Stated exercise> Check each line of the entries below for the string "Returns"; copy every line where it appears.

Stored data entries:
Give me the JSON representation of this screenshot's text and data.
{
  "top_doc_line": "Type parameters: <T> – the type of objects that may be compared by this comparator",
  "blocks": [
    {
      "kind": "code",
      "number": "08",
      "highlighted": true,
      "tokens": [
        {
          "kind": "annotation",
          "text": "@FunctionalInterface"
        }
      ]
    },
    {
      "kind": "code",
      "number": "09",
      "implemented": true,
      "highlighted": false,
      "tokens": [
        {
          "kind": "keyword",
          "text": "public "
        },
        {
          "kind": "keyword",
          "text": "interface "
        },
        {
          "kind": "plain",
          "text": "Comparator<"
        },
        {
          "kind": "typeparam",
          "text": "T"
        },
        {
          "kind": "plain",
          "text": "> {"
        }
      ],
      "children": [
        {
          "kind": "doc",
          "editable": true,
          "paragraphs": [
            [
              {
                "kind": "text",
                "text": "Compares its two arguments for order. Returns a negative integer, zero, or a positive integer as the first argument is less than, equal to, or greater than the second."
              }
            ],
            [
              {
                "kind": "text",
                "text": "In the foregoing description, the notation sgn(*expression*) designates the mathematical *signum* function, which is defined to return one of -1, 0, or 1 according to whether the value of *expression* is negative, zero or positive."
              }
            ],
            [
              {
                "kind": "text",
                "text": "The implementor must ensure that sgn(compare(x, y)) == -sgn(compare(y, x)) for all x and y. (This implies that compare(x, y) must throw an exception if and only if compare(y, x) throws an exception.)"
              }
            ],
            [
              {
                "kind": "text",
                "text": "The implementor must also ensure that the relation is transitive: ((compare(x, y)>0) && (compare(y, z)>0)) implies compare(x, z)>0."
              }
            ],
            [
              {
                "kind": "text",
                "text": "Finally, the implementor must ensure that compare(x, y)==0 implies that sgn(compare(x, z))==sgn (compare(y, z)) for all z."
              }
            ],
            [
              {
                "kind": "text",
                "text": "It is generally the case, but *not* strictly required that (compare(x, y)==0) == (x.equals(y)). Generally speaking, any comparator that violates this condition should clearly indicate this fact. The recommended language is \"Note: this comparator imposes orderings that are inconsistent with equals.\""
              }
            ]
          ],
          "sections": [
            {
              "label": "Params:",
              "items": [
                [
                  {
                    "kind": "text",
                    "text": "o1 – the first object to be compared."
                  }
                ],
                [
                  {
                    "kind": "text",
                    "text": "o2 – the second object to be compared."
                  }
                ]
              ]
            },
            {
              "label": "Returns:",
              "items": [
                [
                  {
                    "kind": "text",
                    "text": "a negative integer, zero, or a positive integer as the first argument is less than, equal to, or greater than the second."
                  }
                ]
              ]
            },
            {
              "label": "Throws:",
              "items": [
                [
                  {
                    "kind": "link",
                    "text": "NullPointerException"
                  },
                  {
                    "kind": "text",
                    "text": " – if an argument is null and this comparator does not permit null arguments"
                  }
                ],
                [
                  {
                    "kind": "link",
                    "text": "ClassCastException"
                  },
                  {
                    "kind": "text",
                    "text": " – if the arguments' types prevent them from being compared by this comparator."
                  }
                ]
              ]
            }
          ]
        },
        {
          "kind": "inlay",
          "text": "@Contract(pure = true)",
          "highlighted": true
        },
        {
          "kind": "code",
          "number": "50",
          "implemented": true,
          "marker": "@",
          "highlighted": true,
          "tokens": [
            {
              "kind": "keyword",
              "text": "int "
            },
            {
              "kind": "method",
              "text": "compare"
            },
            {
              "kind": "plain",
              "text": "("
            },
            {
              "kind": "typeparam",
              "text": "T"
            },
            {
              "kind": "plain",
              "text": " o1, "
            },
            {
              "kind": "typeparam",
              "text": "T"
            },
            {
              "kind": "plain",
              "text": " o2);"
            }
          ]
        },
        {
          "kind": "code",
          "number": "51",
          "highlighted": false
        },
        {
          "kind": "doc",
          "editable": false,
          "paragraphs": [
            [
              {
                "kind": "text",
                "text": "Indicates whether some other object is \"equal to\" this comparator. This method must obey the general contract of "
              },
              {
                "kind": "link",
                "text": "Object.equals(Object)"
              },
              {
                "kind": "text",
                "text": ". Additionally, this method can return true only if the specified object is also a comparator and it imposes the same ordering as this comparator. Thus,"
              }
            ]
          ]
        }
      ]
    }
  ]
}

Solution to this problem>
                "text": "Compares its two arguments for order. Returns a negative integer, zero, or a positive integer as the first argument is less than, equal to, or greater than the second."
              "label": "Returns:",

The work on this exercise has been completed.